**DIRECTION**
Filter the entries below, keeping every line that has the word "чого".

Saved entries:
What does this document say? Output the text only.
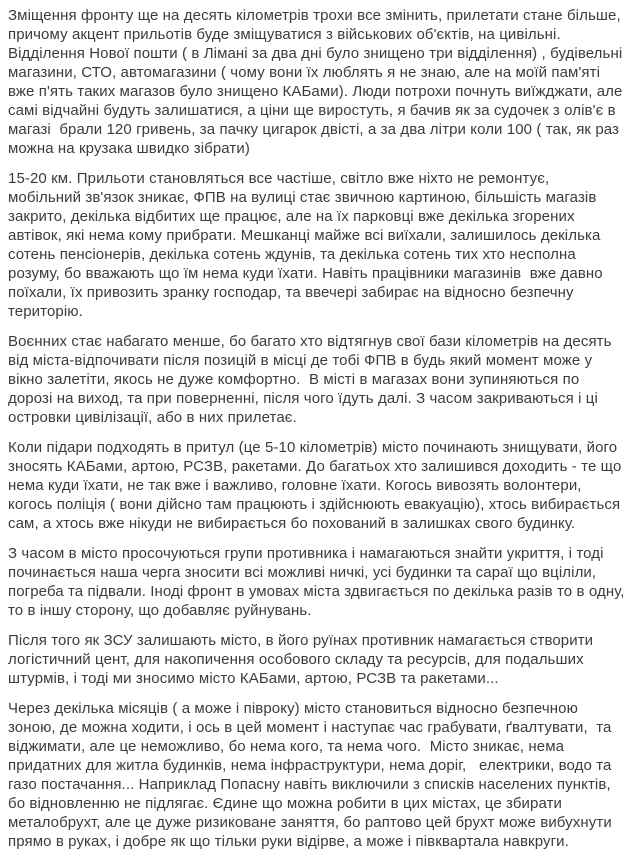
Зміщення фронту ще на десять кілометрів трохи все змінить, прилетати стане більше, причому акцент прильотів буде зміщуватися з військових об'єктів, на цивільні. Відділення Нової пошти ( в Лімані за два дні було знищено три відділення) , будівельні магазини, СТО, автомагазини ( чому вони їх люблять я не знаю, але на моїй пам'яті вже п'ять таких магазов було знищено КАБами). Люди потрохи почнуть виїжджати, але самі відчайні будуть залишатися, а ціни ще виростуть, я бачив як за судочек з олів'є в магазі  брали 120 гривень, за пачку цигарок двісті, а за два літри коли 100 ( так, як раз можна на крузака швидко зібрати)
15-20 км. Прильоти становляться все частіше, світло вже ніхто не ремонтує, мобільний зв'язок зникає, ФПВ на вулиці стає звичною картиною, більшість магазів закрито, декілька відбитих ще працює, але на їх парковці вже декілька згорених автівок, які нема кому прибрати. Мешканці майже всі виїхали, залишилось декілька сотень пенсіонерів, декілька сотень ждунів, та декілька сотень тих хто несполна розуму, бо вважають що їм нема куди їхати. Навіть працівники магазинів  вже давно поїхали, їх привозить зранку господар, та ввечері забирає на відносно безпечну територію.
Воєнних стає набагато менше, бо багато хто відтягнув свої бази кілометрів на десять від міста-відпочивати після позицій в місці де тобі ФПВ в будь який момент може у вікно залетіти, якось не дуже комфортно.  В місті в магазах вони зупиняються по дорозі на виход, та при поверненні, після чого їдуть далі. З часом закриваються і ці островки цивілізації, або в них прилетає.
Коли підари подходять в притул (це 5-10 кілометрів) місто починають знищувати, його зносять КАБами, артою, РСЗВ, ракетами. До багатьох хто залишився доходить - те що нема куди їхати, не так вже і важливо, головне їхати. Когось вивозять волонтери, когось поліція ( вони дійсно там працюють і здійснюють евакуацію), хтось вибирається сам, а хтось вже нікуди не вибирається бо похований в залишках свого будинку.
З часом в місто просочуються групи противника і намагаються знайти укриття, і тоді починається наша черга зносити всі можливі ничкі, усі будинки та сараї що вціліли, погреба та підвали. Іноді фронт в умовах міста здвигається по декілька разів то в одну, то в іншу сторону, що добавляє руйнувань.
Після того як ЗСУ залишають місто, в його руїнах противник намагається створити логістичний цент, для накопичення особового складу та ресурсів, для подальших штурмів, і тоді ми зносимо місто КАБами, артою, РСЗВ та ракетами...
Через декілька місяців ( а може і півроку) місто становиться відносно безпечною зоною, де можна ходити, і ось в цей момент і наступає час грабувати, ґвалтувати,  та віджимати, але це неможливо, бо нема кого, та нема чого.  Місто зникає, нема придатних для житла будинків, нема інфраструктури, нема доріг,   електрики, водо та газо постачання... Наприклад Попасну навіть виключили з списків населених пунктів, бо відновленню не підлягає. Єдине що можна робити в цих містах, це збирати металобрухт, але це дуже ризиковане заняття, бо раптово цей брухт може вибухнути прямо в руках, і добре як що тільки руки відірве, а може і півквартала навкруги.
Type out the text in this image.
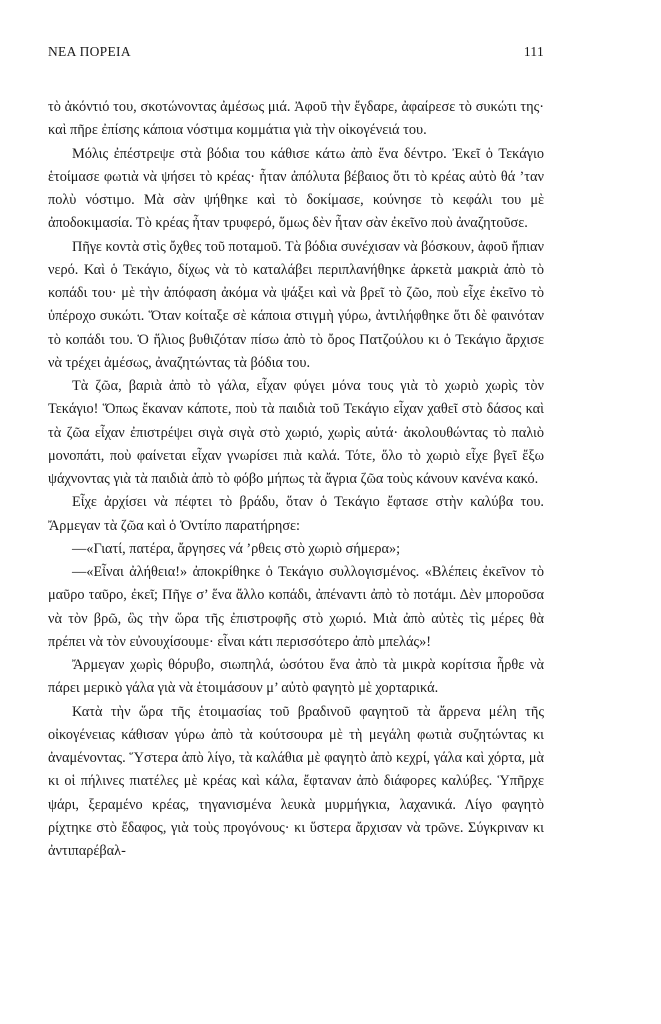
ΝΕΑ ΠΟΡΕΙΑ	111

τὸ ἀκόντιό του, σκοτώνοντας ἀμέσως μιά. Ἀφοῦ τὴν ἔγδαρε, ἀφαίρεσε τὸ συκώτι της· καὶ πῆρε ἐπίσης κάποια νόστιμα κομμάτια γιὰ τὴν οἰκογένειά του.

Μόλις ἐπέστρεψε στὰ βόδια του κάθισε κάτω ἀπὸ ἕνα δέντρο. Ἐκεῖ ὁ Τεκάγιο ἑτοίμασε φωτιὰ νὰ ψήσει τὸ κρέας· ἦταν ἀπόλυτα βέβαιος ὅτι τὸ κρέας αὐτὸ θά ’ταν πολὺ νόστιμο. Μὰ σὰν ψήθηκε καὶ τὸ δοκίμασε, κούνησε τὸ κεφάλι του μὲ ἀποδοκιμασία. Τὸ κρέας ἦταν τρυφερό, ὅμως δὲν ἦταν σὰν ἐκεῖνο ποὺ ἀναζητοῦσε.

Πῆγε κοντὰ στὶς ὄχθες τοῦ ποταμοῦ. Τὰ βόδια συνέχισαν νὰ βόσκουν, ἀφοῦ ἤπιαν νερό. Καὶ ὁ Τεκάγιο, δίχως νὰ τὸ καταλάβει περιπλανήθηκε ἀρκετὰ μακριὰ ἀπὸ τὸ κοπάδι του· μὲ τὴν ἀπόφαση ἀκόμα νὰ ψάξει καὶ νὰ βρεῖ τὸ ζῶο, ποὺ εἶχε ἐκεῖνο τὸ ὑπέροχο συκώτι. Ὅταν κοίταξε σὲ κάποια στιγμὴ γύρω, ἀντιλήφθηκε ὅτι δὲ φαινόταν τὸ κοπάδι του. Ὁ ἥλιος βυθιζόταν πίσω ἀπὸ τὸ ὄρος Πατζούλου κι ὁ Τεκάγιο ἄρχισε νὰ τρέχει ἀμέσως, ἀναζητώντας τὰ βόδια του.

Τὰ ζῶα, βαριὰ ἀπὸ τὸ γάλα, εἶχαν φύγει μόνα τους γιὰ τὸ χωριὸ χωρὶς τὸν Τεκάγιο! Ὅπως ἔκαναν κάποτε, ποὺ τὰ παιδιὰ τοῦ Τεκάγιο εἶχαν χαθεῖ στὸ δάσος καὶ τὰ ζῶα εἶχαν ἐπιστρέψει σιγὰ σιγὰ στὸ χωριό, χωρὶς αὐτά· ἀκολουθώντας τὸ παλιὸ μονοπάτι, ποὺ φαίνεται εἶχαν γνωρίσει πιὰ καλά. Τότε, ὅλο τὸ χωριὸ εἶχε βγεῖ ἔξω ψάχνοντας γιὰ τὰ παιδιὰ ἀπὸ τὸ φόβο μήπως τὰ ἄγρια ζῶα τοὺς κάνουν κανένα κακό.

Εἶχε ἀρχίσει νὰ πέφτει τὸ βράδυ, ὅταν ὁ Τεκάγιο ἔφτασε στὴν καλύβα του. Ἄρμεγαν τὰ ζῶα καὶ ὁ Ὀντίπο παρατήρησε:

—«Γιατί, πατέρα, ἄργησες νά ’ρθεις στὸ χωριὸ σήμερα»;

—«Εἶναι ἀλήθεια!» ἀποκρίθηκε ὁ Τεκάγιο συλλογισμένος. «Βλέπεις ἐκεῖνον τὸ μαῦρο ταῦρο, ἐκεῖ; Πῆγε σ’ ἕνα ἄλλο κοπάδι, ἀπέναντι ἀπὸ τὸ ποτάμι. Δὲν μποροῦσα νὰ τὸν βρῶ, ὣς τὴν ὥρα τῆς ἐπιστροφῆς στὸ χωριό. Μιὰ ἀπὸ αὐτὲς τὶς μέρες θὰ πρέπει νὰ τὸν εὐνουχίσουμε· εἶναι κάτι περισσότερο ἀπὸ μπελάς»!

Ἄρμεγαν χωρὶς θόρυβο, σιωπηλά, ὡσότου ἕνα ἀπὸ τὰ μικρὰ κορίτσια ἦρθε νὰ πάρει μερικὸ γάλα γιὰ νὰ ἑτοιμάσουν μ’ αὐτὸ φαγητὸ μὲ χορταρικά.

Κατὰ τὴν ὥρα τῆς ἑτοιμασίας τοῦ βραδινοῦ φαγητοῦ τὰ ἄρρενα μέλη τῆς οἰκογένειας κάθισαν γύρω ἀπὸ τὰ κούτσουρα μὲ τὴ μεγάλη φωτιὰ συζητώντας κι ἀναμένοντας. Ὕστερα ἀπὸ λίγο, τὰ καλάθια μὲ φαγητὸ ἀπὸ κεχρί, γάλα καὶ χόρτα, μὰ κι οἱ πήλινες πιατέλες μὲ κρέας καὶ κάλα, ἔφταναν ἀπὸ διάφορες καλύβες. Ὑπῆρχε ψάρι, ξεραμένο κρέας, τηγανισμένα λευκὰ μυρμήγκια, λαχανικά. Λίγο φαγητὸ ρίχτηκε στὸ ἔδαφος, γιὰ τοὺς προγόνους· κι ὕστερα ἄρχισαν νὰ τρῶνε. Σύγκριναν κι ἀντιπαρέβαλ-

**RESPONSE TO THE TASK**
Воєнних стає набагато менше, бо багато хто відтягнув свої бази кілометрів на десять від міста-відпочивати після позицій в місці де тобі ФПВ в будь який момент може у вікно залетіти, якось не дуже комфортно.  В місті в магазах вони зупиняються по дорозі на виход, та при поверненні, після чого їдуть далі. З часом закриваються і ці островки цивілізації, або в них прилетає.
Через декілька місяців ( а може і півроку) місто становиться відносно безпечною зоною, де можна ходити, і ось в цей момент і наступає час грабувати, ґвалтувати,  та віджимати, але це неможливо, бо нема кого, та нема чого.  Місто зникає, нема придатних для житла будинків, нема інфраструктури, нема доріг,   електрики, водо та газо постачання... Наприклад Попасну навіть виключили з списків населених пунктів, бо відновленню не підлягає. Єдине що можна робити в цих містах, це збирати металобрухт, але це дуже ризиковане заняття, бо раптово цей брухт може вибухнути прямо в руках, і добре як що тільки руки відірве, а може і півквартала навкруги.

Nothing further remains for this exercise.